• [Problem to solve] Each line below should be quoted exactly, please.
━━ Task data ━━
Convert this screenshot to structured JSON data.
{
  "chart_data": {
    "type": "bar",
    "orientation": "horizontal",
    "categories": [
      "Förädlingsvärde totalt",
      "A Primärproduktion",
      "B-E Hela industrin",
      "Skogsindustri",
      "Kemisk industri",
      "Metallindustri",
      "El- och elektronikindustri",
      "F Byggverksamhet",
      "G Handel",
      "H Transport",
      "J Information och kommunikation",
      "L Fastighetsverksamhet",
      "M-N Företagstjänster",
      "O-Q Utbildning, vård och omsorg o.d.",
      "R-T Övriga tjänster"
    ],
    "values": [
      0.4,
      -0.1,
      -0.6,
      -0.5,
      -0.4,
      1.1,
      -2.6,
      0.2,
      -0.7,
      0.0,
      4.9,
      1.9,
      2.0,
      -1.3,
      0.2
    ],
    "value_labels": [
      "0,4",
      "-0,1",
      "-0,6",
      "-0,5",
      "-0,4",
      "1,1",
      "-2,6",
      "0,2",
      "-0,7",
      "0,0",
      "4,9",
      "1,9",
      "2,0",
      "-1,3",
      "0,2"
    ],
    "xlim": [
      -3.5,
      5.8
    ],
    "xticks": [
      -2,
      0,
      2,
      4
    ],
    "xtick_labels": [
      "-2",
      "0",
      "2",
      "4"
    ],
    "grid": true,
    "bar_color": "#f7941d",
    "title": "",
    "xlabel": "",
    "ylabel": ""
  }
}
━━━
• [Solution to this task]
Convert this screenshot to structured JSON data.
{
  "chart_data": {
    "type": "bar",
    "orientation": "horizontal",
    "categories": [
      "Förädlingsvärde totalt",
      "A Primärproduktion",
      "B-E Hela industrin",
      "Skogsindustri",
      "Kemisk industri",
      "Metallindustri",
      "El- och elektronikindustri",
      "F Byggverksamhet",
      "G Handel",
      "H Transport",
      "J Information och kommunikation",
      "L Fastighetsverksamhet",
      "M-N Företagstjänster",
      "O-Q Utbildning, vård och omsorg o.d.",
      "R-T Övriga tjänster"
    ],
    "values": [
      0.4,
      -0.1,
      -0.6,
      -0.5,
      -0.4,
      1.1,
      -2.6,
      0.2,
      -0.7,
      0.0,
      4.9,
      1.9,
      2.0,
      -1.3,
      0.2
    ],
    "value_labels": [
      "0,4",
      "-0,1",
      "-0,6",
      "-0,5",
      "-0,4",
      "1,1",
      "-2,6",
      "0,2",
      "-0,7",
      "0,0",
      "4,9",
      "1,9",
      "2,0",
      "-1,3",
      "0,2"
    ],
    "xlim": [
      -3.5,
      5.8
    ],
    "xticks": [
      -2,
      0,
      2,
      4
    ],
    "xtick_labels": [
      "-2",
      "0",
      "2",
      "4"
    ],
    "grid": true,
    "bar_color": "#f7941d",
    "title": "",
    "xlabel": "",
    "ylabel": ""
  }
}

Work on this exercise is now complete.